(Data records)
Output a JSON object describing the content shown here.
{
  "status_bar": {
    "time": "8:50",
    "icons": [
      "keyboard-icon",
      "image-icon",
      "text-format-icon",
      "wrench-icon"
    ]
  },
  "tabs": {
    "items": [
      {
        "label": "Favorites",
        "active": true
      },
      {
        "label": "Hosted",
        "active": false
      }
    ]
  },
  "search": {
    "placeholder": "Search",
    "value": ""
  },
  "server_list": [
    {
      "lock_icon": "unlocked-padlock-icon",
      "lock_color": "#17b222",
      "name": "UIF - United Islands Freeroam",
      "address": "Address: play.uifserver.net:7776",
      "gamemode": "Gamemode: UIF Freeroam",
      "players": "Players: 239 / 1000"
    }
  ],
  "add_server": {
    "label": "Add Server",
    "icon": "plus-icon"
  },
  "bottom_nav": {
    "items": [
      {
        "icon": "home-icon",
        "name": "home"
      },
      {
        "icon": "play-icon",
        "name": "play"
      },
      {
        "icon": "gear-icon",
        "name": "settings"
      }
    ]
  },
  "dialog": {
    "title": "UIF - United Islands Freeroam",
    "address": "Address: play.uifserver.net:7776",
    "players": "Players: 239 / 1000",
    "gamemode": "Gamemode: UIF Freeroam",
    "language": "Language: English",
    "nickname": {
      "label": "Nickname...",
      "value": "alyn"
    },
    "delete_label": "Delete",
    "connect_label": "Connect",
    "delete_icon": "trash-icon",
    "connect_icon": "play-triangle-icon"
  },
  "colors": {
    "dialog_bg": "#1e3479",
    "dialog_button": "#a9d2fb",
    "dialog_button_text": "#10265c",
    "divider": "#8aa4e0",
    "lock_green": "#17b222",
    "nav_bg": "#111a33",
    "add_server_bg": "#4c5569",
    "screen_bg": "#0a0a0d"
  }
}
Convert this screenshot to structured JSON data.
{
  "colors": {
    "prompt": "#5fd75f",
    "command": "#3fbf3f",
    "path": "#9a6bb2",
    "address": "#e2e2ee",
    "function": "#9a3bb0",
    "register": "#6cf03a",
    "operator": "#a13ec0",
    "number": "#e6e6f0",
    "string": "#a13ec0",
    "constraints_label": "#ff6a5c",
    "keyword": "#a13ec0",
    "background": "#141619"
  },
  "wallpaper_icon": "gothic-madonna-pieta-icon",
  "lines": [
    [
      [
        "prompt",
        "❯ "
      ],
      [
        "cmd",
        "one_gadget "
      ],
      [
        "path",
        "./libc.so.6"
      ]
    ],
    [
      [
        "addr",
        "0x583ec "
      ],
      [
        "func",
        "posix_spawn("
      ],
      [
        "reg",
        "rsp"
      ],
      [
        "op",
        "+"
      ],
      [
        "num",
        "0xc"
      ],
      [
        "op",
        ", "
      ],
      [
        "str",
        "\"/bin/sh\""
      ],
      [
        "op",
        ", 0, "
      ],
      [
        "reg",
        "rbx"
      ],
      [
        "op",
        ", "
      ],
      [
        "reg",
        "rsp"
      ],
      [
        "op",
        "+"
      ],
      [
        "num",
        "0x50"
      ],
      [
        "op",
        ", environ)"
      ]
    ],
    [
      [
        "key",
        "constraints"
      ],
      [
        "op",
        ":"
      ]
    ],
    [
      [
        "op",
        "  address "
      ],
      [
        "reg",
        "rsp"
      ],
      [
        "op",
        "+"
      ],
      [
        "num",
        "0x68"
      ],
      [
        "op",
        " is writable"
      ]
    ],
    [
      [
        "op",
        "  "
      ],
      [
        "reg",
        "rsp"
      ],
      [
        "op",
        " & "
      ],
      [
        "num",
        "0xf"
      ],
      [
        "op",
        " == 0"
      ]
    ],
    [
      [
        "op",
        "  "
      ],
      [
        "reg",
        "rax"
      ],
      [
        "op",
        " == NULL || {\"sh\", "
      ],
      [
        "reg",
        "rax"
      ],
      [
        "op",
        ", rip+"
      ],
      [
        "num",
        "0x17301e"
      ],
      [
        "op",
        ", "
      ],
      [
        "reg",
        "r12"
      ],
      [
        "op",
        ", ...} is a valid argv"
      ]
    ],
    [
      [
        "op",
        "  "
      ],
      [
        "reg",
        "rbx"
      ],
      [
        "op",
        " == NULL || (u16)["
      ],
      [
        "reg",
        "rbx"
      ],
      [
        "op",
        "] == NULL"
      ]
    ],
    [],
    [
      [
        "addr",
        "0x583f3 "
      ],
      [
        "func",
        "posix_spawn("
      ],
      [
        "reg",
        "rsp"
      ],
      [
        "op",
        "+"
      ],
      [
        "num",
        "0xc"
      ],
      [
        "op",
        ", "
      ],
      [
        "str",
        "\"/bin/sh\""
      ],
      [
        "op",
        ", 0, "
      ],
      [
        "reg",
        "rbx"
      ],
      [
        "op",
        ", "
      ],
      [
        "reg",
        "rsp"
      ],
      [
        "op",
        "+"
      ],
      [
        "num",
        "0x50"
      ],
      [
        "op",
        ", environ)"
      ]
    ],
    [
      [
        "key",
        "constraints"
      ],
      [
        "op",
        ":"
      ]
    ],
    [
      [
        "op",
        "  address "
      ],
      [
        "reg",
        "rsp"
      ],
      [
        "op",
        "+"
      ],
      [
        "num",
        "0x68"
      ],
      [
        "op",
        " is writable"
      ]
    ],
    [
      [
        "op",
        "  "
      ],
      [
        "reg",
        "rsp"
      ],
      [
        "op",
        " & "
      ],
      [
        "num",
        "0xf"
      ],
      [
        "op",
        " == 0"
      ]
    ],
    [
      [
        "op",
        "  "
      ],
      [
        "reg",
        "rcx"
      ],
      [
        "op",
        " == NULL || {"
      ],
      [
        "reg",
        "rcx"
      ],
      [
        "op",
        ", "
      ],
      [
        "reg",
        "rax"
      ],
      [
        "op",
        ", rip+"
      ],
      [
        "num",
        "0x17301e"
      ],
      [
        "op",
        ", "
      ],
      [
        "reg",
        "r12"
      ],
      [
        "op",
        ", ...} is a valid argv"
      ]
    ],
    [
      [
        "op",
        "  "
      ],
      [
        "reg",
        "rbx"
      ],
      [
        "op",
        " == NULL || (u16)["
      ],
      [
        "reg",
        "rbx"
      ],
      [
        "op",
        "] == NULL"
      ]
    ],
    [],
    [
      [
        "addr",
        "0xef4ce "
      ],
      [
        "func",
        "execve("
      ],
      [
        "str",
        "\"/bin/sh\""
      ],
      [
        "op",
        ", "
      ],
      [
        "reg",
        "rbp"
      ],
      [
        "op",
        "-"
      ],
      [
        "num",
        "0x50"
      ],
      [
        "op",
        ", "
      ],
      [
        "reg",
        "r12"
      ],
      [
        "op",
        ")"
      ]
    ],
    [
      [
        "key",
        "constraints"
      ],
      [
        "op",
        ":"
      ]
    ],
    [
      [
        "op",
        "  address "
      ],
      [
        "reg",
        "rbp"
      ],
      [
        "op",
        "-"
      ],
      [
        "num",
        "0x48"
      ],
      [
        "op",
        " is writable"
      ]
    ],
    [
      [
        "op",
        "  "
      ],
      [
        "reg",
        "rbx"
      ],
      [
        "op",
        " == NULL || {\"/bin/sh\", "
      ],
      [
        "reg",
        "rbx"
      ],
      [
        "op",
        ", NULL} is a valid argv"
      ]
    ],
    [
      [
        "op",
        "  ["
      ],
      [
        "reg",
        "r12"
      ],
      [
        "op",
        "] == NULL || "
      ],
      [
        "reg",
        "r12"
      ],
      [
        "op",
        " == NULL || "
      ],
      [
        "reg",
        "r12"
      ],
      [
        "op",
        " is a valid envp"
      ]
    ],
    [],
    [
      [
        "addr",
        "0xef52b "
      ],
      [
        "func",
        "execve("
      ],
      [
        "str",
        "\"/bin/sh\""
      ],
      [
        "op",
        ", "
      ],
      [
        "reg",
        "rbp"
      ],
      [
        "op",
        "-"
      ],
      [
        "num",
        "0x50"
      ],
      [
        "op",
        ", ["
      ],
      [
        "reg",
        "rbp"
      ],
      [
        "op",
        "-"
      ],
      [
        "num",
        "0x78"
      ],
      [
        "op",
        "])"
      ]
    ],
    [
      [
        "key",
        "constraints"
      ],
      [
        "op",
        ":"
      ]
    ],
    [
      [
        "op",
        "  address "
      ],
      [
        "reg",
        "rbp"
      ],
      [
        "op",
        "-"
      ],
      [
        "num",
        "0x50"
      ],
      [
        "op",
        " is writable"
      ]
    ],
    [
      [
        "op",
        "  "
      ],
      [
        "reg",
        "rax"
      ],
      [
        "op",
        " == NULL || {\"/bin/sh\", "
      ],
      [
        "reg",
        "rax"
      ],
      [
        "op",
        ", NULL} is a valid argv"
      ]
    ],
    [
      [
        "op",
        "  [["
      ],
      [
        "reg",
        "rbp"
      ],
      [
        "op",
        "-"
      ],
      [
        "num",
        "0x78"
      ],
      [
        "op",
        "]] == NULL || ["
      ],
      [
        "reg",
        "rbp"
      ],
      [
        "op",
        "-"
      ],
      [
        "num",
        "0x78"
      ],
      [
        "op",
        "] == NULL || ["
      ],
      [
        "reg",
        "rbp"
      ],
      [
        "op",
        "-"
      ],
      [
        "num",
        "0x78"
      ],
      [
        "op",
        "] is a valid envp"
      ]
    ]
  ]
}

▶ [Exercise]: Collect every line from the records above that contains the word "Islands".

▶ [Solution to this exercise]:
      "name": "UIF - United Islands Freeroam",
    "title": "UIF - United Islands Freeroam",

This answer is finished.